DATA EXTRACT
-=-=-

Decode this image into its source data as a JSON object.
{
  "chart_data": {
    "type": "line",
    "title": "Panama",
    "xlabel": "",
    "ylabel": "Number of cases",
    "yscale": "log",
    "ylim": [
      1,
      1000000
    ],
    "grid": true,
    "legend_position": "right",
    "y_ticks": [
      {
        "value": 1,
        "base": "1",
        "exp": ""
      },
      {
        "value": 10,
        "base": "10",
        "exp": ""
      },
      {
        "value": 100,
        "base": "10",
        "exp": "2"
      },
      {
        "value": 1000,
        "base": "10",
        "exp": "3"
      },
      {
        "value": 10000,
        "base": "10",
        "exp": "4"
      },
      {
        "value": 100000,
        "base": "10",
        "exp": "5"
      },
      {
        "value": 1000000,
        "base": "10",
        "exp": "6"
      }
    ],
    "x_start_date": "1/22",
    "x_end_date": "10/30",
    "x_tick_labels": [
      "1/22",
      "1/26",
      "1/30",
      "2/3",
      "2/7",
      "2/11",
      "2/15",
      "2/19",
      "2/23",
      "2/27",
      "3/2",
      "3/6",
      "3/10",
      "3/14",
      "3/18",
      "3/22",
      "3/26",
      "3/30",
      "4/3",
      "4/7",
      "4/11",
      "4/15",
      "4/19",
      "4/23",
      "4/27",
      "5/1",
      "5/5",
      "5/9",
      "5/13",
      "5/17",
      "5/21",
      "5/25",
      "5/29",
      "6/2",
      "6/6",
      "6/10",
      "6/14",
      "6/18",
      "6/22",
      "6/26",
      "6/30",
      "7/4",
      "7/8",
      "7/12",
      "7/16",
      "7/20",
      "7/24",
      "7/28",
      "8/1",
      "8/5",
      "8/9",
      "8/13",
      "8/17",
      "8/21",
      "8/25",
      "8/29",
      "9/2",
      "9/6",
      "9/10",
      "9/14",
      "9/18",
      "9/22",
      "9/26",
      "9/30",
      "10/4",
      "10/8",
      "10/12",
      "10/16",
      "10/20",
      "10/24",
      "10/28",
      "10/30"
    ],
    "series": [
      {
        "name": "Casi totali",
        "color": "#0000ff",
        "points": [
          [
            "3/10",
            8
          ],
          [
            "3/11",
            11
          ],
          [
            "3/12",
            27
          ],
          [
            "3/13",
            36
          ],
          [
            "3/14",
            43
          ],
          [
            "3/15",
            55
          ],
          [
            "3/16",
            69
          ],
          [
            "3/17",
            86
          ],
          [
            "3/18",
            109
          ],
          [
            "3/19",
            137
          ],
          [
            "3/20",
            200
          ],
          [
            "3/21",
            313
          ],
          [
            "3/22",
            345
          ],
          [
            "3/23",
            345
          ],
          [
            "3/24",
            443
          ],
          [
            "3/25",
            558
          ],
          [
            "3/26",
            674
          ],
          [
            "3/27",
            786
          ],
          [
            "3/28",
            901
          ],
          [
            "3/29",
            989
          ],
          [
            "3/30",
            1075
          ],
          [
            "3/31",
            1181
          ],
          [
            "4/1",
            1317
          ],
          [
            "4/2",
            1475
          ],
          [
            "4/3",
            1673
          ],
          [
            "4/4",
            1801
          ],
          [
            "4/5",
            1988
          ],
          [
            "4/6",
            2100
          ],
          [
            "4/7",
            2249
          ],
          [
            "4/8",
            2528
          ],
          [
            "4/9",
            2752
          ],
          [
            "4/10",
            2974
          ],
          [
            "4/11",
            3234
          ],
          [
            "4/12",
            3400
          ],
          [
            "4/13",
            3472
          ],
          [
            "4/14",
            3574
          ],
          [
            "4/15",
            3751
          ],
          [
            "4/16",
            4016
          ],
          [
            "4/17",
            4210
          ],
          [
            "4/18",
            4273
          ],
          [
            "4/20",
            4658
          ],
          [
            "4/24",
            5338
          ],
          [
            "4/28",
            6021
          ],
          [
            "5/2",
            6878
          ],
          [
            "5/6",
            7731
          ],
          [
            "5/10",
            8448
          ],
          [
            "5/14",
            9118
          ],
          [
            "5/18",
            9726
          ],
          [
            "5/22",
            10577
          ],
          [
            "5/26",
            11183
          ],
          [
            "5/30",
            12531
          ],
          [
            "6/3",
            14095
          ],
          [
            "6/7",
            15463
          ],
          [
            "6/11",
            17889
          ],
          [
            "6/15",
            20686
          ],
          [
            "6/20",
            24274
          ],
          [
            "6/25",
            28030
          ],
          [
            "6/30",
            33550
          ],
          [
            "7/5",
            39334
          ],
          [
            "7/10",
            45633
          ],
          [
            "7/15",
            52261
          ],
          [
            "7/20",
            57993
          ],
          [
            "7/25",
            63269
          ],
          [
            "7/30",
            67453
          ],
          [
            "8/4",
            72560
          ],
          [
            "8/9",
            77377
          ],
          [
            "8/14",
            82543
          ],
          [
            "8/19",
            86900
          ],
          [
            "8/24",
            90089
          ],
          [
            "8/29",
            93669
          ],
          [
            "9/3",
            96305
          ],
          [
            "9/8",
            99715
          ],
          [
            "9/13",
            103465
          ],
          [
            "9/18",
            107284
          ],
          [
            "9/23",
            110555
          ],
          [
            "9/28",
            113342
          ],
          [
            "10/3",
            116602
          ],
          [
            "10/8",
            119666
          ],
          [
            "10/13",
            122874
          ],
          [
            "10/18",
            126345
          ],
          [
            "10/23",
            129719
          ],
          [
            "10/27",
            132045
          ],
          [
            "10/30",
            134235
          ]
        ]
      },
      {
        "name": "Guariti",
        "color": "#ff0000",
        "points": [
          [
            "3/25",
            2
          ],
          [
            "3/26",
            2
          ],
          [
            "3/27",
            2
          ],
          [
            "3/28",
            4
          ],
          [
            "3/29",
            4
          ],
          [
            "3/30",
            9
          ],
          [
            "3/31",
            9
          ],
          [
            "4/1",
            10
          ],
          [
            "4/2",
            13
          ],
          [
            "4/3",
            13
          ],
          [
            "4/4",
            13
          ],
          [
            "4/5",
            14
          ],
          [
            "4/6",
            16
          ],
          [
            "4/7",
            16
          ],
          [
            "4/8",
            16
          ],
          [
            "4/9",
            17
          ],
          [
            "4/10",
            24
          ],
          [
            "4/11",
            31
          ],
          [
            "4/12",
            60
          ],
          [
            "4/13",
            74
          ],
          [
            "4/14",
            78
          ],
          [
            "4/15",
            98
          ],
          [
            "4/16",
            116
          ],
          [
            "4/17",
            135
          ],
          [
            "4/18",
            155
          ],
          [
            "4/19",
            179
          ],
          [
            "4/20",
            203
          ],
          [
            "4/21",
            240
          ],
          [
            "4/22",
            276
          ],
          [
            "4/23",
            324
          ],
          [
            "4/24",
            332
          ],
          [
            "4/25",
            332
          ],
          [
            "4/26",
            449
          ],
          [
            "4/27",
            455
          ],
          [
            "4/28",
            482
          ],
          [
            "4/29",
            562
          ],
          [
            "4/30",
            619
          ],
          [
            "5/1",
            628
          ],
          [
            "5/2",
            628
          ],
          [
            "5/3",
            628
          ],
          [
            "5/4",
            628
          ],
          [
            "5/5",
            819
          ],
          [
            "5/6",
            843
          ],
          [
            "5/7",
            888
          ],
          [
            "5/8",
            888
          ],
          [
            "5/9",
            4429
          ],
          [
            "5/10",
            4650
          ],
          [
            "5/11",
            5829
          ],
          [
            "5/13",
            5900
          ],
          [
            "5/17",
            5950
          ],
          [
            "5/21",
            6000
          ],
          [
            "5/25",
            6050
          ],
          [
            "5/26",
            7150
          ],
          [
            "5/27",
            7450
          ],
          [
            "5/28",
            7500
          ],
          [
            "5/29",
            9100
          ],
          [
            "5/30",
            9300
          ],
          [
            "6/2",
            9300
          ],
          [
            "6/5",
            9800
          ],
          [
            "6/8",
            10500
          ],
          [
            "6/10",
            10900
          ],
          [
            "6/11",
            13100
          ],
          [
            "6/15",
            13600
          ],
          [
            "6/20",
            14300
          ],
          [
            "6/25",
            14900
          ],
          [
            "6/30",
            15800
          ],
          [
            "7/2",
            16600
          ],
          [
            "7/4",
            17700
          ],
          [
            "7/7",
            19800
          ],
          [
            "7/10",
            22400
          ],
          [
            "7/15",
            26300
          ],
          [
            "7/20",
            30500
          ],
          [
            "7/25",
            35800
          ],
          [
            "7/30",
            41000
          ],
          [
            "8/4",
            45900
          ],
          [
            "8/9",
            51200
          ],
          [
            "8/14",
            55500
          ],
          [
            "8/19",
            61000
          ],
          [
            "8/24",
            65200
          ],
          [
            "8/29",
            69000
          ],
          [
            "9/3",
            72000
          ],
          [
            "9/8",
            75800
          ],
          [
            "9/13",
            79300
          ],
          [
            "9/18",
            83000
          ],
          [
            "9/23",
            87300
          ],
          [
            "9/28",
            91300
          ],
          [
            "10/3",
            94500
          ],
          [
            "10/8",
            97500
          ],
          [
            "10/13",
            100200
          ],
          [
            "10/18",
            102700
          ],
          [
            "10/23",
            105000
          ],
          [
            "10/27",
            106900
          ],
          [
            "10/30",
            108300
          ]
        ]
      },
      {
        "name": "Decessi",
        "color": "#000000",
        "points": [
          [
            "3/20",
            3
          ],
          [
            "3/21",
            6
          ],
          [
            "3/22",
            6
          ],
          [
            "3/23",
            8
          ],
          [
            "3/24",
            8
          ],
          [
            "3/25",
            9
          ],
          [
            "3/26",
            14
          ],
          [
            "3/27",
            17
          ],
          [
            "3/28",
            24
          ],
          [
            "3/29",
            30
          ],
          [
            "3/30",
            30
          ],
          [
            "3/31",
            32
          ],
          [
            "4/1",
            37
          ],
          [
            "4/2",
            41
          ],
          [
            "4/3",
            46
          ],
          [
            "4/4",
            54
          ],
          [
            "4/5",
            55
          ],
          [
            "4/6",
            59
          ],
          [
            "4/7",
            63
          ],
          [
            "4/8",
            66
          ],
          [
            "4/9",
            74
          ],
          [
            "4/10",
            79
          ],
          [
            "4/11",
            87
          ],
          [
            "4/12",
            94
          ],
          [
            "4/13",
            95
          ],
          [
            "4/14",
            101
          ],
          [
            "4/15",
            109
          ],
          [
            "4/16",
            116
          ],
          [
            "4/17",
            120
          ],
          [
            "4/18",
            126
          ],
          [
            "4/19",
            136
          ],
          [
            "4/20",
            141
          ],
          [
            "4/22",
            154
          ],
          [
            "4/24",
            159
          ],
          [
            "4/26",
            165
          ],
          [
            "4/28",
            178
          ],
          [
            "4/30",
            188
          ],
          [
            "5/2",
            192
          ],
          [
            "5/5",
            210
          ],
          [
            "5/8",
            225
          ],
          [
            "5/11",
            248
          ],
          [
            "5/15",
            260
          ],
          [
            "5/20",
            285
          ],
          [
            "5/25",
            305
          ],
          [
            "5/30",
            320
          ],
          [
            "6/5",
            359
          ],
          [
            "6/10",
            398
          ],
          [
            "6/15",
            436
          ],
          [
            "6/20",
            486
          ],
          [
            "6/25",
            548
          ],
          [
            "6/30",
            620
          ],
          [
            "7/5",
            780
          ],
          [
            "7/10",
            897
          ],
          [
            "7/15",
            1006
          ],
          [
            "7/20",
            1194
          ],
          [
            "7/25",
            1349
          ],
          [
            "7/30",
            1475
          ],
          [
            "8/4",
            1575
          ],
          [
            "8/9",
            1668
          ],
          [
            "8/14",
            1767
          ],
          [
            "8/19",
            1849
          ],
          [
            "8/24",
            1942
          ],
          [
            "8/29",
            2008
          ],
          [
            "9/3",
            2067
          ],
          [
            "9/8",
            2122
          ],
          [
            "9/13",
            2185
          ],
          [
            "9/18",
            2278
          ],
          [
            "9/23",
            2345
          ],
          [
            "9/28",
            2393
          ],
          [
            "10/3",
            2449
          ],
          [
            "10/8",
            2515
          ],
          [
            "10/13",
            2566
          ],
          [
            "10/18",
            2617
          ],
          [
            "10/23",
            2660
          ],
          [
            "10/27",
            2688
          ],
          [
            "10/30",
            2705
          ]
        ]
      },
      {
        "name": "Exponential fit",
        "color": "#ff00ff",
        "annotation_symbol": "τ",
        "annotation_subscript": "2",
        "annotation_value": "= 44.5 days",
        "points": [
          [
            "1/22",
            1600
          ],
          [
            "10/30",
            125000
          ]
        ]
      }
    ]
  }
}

-=-=-

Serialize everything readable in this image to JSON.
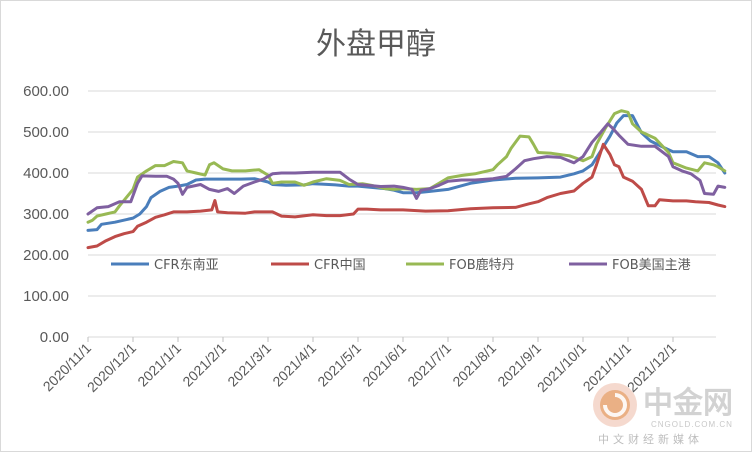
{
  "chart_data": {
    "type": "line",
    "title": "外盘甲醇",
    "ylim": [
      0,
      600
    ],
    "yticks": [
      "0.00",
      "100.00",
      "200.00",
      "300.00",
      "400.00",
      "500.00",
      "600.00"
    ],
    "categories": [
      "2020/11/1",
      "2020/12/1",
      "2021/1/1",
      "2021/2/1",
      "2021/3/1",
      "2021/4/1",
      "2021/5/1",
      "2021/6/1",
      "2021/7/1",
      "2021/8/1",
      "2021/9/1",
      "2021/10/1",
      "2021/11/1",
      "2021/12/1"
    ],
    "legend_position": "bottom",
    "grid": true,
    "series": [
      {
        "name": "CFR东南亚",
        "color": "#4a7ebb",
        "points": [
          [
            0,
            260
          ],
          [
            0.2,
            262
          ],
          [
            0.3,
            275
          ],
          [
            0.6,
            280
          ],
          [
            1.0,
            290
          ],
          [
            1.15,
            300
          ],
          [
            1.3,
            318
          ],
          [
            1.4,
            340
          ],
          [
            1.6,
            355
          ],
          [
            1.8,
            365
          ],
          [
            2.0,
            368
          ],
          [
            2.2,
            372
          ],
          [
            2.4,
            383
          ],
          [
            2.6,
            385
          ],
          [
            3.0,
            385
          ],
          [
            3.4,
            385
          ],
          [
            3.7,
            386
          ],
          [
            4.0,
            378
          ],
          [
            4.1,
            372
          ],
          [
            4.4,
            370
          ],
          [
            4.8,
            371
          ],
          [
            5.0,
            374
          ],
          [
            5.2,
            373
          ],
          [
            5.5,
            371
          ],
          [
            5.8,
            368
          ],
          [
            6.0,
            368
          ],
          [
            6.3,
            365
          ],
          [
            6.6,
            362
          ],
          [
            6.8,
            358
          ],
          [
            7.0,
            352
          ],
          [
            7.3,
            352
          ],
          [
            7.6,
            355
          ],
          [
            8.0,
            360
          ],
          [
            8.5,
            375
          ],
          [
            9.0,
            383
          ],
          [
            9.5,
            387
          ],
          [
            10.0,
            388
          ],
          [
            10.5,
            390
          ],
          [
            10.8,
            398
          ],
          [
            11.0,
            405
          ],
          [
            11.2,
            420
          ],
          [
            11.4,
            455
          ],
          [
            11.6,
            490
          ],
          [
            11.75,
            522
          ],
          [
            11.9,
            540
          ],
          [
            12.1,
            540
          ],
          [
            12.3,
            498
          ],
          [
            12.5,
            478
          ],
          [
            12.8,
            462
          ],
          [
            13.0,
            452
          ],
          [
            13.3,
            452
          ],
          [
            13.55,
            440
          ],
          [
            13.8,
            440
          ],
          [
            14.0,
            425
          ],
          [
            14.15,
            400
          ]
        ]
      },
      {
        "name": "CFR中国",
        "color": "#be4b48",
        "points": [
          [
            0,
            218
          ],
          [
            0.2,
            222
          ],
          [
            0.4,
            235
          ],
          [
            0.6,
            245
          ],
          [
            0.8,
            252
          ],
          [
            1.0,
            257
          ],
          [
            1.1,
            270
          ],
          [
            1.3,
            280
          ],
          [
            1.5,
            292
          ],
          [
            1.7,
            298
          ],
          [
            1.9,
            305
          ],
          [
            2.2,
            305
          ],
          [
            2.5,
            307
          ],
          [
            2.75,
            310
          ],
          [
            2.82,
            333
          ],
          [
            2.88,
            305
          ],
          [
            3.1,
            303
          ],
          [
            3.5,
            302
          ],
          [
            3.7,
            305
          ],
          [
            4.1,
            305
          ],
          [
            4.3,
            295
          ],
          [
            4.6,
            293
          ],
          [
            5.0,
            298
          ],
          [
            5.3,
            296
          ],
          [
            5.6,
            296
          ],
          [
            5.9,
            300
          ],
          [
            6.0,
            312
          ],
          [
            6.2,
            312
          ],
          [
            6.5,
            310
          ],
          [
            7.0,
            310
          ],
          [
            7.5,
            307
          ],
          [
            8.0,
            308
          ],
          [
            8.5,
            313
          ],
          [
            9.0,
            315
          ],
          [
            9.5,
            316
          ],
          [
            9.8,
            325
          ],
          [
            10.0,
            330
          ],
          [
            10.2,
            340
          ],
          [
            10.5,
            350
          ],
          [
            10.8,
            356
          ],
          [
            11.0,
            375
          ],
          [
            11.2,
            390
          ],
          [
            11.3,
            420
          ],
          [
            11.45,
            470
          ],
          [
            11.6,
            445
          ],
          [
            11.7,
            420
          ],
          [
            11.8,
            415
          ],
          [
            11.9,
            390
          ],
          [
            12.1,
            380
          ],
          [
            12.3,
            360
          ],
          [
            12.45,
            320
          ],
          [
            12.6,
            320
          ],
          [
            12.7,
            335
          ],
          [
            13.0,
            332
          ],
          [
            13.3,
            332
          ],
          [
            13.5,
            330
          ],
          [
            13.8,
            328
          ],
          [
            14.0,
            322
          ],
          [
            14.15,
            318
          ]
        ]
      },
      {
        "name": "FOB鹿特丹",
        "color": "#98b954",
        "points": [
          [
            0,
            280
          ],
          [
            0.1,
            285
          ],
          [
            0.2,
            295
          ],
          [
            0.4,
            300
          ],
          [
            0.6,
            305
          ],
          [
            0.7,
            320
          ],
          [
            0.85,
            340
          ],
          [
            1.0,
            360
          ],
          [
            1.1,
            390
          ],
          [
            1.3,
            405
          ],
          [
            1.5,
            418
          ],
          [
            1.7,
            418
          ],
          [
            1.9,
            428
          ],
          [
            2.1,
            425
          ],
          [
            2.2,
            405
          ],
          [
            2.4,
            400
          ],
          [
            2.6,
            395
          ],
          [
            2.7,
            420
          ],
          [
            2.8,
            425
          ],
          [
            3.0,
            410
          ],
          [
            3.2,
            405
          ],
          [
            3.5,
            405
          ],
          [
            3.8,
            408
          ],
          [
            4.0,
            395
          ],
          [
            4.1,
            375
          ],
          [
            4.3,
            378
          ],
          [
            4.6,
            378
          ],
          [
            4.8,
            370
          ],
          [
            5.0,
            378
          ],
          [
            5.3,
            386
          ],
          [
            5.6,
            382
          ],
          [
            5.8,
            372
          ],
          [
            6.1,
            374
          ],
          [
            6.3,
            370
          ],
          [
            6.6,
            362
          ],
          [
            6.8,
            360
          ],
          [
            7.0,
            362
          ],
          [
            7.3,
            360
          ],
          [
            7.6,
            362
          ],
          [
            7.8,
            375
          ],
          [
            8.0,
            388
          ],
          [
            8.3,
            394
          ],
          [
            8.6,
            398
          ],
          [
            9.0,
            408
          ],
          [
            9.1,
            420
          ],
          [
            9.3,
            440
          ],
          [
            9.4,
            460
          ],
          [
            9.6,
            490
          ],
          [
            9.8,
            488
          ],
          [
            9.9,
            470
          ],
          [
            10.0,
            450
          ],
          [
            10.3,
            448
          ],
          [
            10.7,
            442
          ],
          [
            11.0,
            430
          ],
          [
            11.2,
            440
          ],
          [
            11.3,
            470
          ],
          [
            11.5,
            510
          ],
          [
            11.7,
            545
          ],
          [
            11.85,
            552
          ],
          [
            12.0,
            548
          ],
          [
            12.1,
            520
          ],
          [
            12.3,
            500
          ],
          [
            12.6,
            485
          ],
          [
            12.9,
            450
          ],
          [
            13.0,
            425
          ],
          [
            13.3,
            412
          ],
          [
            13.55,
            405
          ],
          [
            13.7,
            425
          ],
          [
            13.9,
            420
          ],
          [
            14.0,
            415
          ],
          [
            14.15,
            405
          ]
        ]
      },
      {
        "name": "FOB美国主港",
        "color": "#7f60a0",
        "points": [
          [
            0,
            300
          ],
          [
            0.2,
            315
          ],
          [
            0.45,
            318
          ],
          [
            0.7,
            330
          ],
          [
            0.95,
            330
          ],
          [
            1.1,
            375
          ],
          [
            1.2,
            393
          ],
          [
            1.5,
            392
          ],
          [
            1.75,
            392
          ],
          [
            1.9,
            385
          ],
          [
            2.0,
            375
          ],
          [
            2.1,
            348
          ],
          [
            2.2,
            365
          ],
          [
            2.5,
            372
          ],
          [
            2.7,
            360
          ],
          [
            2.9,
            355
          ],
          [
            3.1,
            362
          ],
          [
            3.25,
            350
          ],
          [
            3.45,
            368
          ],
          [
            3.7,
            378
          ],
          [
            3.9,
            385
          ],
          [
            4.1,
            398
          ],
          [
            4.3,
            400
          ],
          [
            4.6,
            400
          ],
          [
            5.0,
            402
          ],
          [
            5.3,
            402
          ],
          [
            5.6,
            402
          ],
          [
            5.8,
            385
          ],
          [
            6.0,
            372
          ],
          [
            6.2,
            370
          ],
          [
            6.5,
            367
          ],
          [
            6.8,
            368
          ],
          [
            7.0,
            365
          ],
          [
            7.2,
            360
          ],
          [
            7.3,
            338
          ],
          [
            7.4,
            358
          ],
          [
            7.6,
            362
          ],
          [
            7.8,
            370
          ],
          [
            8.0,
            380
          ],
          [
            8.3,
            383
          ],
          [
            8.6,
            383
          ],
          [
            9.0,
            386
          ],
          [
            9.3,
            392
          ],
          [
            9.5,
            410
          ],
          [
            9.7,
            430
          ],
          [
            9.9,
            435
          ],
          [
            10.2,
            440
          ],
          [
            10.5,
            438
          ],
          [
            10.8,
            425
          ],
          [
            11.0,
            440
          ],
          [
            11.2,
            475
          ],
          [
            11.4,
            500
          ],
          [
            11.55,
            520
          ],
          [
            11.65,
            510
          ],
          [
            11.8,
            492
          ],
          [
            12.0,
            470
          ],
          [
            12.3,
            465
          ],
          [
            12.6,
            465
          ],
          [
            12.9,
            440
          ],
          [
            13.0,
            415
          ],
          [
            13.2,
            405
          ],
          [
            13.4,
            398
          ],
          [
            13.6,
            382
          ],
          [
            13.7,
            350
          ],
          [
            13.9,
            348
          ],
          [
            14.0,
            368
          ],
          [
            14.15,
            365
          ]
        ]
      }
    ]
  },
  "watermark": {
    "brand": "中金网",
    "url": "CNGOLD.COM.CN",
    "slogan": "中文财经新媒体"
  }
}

-=-=-

TO DO
Track down every line holding the string "color" and copy it.

ANSWER FOR THIS EXERCISE
        "color": "#0000ff",
        "color": "#ff0000",
        "color": "#000000",
        "color": "#ff00ff",
        "color": "#4a7ebb",
        "color": "#be4b48",
        "color": "#98b954",
        "color": "#7f60a0",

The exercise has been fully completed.